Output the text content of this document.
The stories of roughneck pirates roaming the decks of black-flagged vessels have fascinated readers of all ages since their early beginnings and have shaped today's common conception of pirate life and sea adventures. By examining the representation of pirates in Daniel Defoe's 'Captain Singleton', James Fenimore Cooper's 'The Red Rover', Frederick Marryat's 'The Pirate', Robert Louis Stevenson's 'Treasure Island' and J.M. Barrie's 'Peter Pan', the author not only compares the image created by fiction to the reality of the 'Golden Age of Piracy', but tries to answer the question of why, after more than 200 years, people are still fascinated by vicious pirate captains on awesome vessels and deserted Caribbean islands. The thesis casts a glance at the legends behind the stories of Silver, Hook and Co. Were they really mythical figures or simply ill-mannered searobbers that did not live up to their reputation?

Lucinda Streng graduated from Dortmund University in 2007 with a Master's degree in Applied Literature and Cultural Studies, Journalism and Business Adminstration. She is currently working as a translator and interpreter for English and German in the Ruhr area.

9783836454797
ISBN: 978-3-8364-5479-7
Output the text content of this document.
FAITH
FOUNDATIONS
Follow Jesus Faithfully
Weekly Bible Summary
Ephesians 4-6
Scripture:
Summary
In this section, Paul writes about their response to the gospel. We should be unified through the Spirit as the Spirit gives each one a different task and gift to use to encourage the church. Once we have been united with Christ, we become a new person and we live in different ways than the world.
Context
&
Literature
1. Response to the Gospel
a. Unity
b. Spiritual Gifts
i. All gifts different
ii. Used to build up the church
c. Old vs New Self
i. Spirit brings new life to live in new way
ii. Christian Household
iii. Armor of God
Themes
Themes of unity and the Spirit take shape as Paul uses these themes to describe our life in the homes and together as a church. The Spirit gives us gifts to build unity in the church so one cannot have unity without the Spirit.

PROBLEM TO WORK ON:
Sift the material for lines with the string "Literature". Copy each one found.

SOLUTION TO THIS PROBLEM:
Lucinda Streng graduated from Dortmund University in 2007 with a Master's degree in Applied Literature and Cultural Studies, Journalism and Business Adminstration. She is currently working as a translator and interpreter for English and German in the Ruhr area.
Literature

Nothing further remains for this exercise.